TASK REQUIREMENTS: Pull each line holding the word "Weekly" from the data.

MATERIAL FOR THIS EXERCISE:
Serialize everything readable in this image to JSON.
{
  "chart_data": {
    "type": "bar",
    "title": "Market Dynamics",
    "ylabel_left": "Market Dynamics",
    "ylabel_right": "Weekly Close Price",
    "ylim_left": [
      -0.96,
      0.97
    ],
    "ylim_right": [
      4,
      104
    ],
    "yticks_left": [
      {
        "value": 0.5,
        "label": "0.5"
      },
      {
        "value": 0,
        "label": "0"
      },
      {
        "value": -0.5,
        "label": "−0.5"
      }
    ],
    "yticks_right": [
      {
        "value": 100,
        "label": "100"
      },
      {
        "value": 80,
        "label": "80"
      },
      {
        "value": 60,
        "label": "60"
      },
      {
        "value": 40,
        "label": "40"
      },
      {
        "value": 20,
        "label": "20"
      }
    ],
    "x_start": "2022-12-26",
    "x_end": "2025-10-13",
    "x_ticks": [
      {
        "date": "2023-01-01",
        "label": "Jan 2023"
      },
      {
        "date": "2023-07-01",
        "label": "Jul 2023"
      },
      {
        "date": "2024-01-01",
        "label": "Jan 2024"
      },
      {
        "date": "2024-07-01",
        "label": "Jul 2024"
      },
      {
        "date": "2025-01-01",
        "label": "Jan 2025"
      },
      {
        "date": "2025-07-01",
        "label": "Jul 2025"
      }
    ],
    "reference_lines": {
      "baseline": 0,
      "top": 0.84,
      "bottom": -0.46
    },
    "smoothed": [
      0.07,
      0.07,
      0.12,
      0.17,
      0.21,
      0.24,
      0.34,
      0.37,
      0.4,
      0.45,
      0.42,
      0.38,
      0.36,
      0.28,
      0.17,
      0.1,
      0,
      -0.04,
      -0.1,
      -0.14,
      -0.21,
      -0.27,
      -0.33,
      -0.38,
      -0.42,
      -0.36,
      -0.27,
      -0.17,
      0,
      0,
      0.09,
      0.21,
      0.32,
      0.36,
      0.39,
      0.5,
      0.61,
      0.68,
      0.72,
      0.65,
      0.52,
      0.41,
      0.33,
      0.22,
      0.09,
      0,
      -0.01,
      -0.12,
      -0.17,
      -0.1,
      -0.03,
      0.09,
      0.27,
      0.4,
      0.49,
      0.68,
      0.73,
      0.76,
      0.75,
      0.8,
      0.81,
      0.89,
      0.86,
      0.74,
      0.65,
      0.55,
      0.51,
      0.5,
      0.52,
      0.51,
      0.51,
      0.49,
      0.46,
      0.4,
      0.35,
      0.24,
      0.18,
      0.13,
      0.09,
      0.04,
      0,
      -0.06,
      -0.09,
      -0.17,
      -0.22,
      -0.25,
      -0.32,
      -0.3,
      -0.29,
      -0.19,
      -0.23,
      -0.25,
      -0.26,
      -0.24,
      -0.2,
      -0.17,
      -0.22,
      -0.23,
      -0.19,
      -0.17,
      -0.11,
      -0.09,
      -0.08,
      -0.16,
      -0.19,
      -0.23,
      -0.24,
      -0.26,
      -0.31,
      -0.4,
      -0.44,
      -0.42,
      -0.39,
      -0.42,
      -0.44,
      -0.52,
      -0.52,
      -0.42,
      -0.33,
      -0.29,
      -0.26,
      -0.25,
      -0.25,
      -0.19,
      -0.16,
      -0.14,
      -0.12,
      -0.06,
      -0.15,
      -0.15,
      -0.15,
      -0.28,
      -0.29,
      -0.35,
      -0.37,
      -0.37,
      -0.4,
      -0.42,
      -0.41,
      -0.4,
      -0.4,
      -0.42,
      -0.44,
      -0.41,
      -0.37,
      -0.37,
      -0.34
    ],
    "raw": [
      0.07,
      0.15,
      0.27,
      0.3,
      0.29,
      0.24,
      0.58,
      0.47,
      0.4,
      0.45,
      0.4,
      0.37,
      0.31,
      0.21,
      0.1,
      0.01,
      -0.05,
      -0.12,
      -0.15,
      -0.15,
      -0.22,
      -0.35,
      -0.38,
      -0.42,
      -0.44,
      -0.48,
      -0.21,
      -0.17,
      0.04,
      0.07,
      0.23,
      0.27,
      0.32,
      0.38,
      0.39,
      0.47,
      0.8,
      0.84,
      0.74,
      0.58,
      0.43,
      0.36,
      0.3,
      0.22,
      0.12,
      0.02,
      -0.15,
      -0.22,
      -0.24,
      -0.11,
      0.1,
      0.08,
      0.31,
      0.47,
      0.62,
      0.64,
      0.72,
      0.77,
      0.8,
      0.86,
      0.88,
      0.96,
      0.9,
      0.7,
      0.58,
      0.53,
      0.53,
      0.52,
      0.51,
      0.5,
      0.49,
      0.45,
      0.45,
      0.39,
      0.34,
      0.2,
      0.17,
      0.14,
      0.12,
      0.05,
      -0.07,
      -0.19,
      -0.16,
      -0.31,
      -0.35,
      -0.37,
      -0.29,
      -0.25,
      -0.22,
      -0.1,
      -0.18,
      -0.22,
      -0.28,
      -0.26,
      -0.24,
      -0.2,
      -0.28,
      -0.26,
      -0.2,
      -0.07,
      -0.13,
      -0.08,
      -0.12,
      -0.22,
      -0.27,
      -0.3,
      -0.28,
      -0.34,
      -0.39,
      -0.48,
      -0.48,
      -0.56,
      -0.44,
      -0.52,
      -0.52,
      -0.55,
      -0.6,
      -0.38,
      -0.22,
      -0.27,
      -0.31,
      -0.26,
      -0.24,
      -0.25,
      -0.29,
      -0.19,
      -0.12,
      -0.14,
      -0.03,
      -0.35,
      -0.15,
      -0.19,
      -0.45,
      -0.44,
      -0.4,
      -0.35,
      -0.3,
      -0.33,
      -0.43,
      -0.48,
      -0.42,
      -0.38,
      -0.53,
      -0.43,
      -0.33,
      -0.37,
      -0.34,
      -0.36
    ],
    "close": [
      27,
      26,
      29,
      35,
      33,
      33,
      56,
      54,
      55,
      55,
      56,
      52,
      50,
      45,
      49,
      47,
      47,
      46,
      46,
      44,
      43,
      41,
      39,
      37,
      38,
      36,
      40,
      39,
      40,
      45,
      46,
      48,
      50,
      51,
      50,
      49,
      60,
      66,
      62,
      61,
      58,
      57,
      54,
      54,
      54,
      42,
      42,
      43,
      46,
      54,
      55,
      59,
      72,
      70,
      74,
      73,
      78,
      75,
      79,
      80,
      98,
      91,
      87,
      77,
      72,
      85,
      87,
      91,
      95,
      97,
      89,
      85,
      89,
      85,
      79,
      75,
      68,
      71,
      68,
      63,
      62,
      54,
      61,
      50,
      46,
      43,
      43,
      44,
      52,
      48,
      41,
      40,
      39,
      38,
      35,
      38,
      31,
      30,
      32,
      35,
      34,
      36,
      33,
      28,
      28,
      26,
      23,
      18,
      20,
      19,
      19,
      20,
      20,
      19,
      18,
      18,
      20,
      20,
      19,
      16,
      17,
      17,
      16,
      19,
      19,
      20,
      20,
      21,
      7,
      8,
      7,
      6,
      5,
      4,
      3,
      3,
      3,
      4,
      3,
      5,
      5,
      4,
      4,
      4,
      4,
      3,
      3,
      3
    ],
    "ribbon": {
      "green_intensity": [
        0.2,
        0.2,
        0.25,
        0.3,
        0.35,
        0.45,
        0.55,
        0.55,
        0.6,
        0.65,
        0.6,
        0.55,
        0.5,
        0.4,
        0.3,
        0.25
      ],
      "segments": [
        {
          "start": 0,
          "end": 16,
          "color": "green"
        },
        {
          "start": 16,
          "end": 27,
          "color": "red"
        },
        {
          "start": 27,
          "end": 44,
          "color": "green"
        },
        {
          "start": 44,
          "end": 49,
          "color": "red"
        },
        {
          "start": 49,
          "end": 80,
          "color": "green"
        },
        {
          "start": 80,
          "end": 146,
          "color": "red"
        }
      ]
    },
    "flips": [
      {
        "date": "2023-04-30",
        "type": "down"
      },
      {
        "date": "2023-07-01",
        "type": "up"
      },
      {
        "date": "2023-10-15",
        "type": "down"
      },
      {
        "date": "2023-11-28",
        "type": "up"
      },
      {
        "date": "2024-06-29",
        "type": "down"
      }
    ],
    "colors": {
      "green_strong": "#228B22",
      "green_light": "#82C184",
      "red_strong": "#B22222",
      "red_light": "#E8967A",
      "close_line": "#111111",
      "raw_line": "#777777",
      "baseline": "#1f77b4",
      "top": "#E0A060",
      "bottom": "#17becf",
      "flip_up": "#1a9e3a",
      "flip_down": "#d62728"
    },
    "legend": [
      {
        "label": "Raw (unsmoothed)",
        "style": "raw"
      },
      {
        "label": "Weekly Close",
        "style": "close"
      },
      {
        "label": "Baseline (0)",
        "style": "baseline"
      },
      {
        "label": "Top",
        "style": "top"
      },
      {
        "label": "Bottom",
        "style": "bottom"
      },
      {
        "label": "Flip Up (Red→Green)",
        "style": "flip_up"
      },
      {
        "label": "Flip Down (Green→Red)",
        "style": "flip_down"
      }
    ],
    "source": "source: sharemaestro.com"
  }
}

ANSWER IN FULL:
    "ylabel_right": "Weekly Close Price",
        "label": "Weekly Close",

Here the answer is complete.